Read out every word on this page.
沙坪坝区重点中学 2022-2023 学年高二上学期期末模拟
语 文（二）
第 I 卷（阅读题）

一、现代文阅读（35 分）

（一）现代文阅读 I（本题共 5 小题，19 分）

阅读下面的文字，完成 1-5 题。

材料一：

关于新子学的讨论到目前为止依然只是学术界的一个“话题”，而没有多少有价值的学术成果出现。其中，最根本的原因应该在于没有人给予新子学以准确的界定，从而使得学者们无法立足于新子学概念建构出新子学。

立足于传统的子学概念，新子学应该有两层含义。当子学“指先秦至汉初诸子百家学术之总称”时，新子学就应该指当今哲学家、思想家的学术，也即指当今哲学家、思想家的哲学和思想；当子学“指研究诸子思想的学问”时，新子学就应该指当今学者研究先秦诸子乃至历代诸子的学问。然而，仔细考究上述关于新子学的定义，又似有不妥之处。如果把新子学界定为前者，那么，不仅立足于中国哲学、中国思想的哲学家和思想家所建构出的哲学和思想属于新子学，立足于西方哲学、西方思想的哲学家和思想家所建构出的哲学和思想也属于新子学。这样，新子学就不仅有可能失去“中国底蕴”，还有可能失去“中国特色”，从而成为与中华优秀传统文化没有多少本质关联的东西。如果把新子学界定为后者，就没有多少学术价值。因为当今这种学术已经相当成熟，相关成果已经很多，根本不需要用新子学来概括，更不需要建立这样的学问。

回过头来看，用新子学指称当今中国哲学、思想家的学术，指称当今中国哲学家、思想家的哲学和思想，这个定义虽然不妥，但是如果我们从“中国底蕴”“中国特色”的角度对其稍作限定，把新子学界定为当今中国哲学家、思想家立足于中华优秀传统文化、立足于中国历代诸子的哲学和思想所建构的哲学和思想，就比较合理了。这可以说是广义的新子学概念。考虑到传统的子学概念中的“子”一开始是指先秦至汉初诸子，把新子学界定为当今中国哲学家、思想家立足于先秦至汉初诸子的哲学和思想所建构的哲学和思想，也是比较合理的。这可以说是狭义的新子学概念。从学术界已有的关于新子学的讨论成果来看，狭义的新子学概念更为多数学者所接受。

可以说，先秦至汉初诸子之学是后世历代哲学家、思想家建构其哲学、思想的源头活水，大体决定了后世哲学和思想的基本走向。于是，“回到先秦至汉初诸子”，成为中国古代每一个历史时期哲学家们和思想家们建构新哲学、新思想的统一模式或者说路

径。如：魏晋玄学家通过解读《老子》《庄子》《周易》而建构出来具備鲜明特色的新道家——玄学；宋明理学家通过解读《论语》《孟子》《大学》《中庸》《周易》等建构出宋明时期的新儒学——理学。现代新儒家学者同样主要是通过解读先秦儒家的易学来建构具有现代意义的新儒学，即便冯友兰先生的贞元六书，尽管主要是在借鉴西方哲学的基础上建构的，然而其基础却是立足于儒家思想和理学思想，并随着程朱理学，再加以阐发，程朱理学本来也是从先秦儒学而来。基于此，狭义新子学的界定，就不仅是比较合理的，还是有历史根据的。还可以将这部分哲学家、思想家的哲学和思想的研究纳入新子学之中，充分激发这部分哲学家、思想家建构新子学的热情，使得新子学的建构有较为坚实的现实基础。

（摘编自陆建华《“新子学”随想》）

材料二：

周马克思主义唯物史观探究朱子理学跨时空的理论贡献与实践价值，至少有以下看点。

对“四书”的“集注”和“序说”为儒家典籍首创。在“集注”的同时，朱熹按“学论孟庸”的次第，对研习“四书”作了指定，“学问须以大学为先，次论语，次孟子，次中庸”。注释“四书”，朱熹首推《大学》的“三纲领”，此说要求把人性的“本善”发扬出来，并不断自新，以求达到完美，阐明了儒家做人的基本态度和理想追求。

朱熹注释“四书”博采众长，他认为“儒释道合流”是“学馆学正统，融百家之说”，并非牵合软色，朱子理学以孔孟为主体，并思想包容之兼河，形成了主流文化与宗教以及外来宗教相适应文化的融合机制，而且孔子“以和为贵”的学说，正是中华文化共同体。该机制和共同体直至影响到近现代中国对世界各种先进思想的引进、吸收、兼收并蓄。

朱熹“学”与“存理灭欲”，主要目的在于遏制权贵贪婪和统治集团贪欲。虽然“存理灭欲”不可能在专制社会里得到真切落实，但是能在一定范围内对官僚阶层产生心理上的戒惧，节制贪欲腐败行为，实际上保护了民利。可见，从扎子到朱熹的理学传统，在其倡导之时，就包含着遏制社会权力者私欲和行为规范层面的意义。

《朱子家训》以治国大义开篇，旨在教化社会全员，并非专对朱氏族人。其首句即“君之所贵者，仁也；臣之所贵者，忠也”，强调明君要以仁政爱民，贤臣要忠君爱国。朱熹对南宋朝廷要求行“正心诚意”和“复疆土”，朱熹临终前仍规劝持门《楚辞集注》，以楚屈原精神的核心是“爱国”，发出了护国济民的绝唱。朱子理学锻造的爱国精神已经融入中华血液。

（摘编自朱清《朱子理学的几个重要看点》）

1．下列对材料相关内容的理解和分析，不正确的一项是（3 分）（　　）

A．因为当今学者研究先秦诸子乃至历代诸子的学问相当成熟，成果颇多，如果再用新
--------------------------------------------------
» **GIVEN INSTRUCTION**:
Only a number is wanted: how many lines contain the word "中国特色"?

» **COMPLETED EXERCISE**:
2